** Start of Material provided **

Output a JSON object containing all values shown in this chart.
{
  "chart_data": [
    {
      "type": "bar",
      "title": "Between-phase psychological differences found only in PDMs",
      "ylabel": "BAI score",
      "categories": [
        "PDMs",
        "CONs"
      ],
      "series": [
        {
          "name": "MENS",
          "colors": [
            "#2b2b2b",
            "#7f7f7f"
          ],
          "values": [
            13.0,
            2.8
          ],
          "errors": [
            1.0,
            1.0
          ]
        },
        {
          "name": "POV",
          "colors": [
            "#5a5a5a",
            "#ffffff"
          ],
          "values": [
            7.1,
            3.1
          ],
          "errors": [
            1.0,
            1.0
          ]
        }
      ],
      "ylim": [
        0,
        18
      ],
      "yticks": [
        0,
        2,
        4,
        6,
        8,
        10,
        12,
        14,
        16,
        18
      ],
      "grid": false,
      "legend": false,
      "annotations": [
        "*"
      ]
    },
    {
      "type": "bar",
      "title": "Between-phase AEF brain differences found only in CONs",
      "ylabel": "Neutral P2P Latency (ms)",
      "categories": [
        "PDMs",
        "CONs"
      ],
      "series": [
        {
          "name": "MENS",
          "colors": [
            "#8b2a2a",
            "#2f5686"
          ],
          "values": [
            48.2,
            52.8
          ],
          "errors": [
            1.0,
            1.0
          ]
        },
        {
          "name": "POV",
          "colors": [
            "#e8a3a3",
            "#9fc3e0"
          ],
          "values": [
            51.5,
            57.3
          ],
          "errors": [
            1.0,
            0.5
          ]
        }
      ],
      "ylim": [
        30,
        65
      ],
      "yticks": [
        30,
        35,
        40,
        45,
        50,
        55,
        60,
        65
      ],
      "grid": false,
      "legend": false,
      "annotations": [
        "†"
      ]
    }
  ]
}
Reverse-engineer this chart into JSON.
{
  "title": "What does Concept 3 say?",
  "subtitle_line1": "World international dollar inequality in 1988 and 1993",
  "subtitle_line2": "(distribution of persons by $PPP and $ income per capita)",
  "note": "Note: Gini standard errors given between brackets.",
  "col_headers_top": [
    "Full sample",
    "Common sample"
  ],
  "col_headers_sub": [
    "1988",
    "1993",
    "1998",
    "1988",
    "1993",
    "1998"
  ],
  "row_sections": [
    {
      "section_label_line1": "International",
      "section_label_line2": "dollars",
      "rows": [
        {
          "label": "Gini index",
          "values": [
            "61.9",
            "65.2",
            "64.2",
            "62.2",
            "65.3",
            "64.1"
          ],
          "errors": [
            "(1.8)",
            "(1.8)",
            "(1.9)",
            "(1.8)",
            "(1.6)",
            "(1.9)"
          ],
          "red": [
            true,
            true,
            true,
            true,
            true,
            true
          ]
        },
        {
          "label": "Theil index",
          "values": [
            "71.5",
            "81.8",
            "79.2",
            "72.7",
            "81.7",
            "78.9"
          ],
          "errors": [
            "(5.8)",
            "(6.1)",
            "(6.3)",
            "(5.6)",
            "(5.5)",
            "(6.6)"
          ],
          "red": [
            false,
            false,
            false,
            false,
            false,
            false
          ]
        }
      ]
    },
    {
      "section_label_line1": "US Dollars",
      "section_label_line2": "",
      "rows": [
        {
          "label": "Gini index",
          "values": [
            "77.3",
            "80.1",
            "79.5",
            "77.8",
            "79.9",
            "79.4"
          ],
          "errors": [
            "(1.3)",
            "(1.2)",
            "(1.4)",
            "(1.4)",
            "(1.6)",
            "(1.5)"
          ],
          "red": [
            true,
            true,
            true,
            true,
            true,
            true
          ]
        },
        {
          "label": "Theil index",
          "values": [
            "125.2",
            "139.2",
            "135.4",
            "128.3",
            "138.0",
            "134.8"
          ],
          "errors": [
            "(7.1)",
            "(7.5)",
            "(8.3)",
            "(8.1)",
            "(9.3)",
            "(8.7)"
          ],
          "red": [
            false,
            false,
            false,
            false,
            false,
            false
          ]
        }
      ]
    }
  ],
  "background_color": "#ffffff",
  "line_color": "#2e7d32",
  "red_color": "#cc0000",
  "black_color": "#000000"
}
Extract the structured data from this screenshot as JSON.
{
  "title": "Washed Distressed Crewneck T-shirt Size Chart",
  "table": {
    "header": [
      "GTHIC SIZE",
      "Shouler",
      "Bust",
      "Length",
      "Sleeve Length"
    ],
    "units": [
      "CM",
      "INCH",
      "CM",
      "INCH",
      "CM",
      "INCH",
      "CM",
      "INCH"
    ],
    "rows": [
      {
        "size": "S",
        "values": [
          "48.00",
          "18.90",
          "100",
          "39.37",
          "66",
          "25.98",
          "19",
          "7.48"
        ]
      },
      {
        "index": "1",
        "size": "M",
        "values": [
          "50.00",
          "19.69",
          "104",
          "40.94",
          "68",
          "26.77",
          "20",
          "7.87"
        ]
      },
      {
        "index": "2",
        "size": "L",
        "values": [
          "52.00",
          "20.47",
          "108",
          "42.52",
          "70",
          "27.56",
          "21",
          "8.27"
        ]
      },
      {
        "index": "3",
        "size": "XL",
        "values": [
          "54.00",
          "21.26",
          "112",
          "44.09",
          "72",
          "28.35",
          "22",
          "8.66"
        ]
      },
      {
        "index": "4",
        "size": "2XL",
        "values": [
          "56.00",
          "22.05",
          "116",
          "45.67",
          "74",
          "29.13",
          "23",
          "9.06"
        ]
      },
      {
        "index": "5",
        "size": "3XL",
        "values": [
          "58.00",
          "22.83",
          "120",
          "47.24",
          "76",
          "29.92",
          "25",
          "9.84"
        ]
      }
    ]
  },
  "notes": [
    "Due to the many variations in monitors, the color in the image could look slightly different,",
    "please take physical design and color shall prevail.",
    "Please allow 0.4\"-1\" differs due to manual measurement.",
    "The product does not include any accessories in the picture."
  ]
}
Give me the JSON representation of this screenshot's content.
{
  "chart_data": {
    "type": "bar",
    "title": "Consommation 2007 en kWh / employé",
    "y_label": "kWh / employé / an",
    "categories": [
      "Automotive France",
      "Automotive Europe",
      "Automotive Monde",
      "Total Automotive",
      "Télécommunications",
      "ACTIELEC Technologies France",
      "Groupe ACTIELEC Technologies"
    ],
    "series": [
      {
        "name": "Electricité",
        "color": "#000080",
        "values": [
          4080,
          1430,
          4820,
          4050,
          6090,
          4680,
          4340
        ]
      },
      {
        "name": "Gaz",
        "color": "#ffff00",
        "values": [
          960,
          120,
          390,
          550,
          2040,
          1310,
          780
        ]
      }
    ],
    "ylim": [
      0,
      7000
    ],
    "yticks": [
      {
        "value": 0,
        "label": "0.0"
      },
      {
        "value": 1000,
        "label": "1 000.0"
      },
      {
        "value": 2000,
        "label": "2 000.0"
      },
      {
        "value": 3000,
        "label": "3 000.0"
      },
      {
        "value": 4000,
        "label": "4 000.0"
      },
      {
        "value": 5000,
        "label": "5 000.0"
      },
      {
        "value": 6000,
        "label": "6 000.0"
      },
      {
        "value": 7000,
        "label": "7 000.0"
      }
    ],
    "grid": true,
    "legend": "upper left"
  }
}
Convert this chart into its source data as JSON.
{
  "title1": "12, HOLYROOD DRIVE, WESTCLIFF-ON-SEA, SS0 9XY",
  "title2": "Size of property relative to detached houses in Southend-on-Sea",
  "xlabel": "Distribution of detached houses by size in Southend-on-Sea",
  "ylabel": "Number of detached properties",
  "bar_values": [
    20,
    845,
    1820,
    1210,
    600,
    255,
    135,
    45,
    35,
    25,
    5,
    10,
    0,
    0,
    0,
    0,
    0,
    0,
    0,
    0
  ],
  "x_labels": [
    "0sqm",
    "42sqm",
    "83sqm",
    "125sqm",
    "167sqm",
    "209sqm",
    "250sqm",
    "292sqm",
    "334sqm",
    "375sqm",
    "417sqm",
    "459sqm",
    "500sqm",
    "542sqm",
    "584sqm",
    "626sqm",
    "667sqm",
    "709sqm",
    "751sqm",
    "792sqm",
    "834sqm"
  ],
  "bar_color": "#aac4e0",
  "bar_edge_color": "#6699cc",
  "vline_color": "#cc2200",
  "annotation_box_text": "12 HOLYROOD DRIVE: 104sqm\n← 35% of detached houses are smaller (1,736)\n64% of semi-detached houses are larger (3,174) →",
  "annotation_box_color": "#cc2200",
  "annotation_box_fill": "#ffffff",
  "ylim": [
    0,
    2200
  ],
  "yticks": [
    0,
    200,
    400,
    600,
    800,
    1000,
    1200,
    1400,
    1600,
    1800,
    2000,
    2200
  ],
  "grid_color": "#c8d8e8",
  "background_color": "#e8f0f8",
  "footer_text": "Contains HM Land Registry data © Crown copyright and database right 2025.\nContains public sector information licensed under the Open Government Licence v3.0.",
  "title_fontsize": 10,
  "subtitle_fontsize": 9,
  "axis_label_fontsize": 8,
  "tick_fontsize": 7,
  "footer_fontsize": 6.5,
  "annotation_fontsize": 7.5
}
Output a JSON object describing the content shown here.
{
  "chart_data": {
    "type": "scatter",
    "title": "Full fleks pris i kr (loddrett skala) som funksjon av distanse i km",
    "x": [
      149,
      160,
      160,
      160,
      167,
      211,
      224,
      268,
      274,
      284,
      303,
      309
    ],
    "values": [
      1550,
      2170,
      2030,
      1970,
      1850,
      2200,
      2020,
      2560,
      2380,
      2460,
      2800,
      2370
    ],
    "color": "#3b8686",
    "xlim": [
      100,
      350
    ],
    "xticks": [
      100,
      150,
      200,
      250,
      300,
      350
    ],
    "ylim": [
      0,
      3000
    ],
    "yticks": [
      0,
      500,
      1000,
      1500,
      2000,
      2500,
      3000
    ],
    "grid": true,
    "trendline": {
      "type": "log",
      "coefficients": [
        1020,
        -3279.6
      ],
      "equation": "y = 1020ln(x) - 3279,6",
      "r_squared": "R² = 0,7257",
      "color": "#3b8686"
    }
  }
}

** End of Material provided **

- [The task]: Filter the entries and copy out every line with the word "into".

- [Reply]:
Reverse-engineer this chart into JSON.
Convert this chart into its source data as JSON.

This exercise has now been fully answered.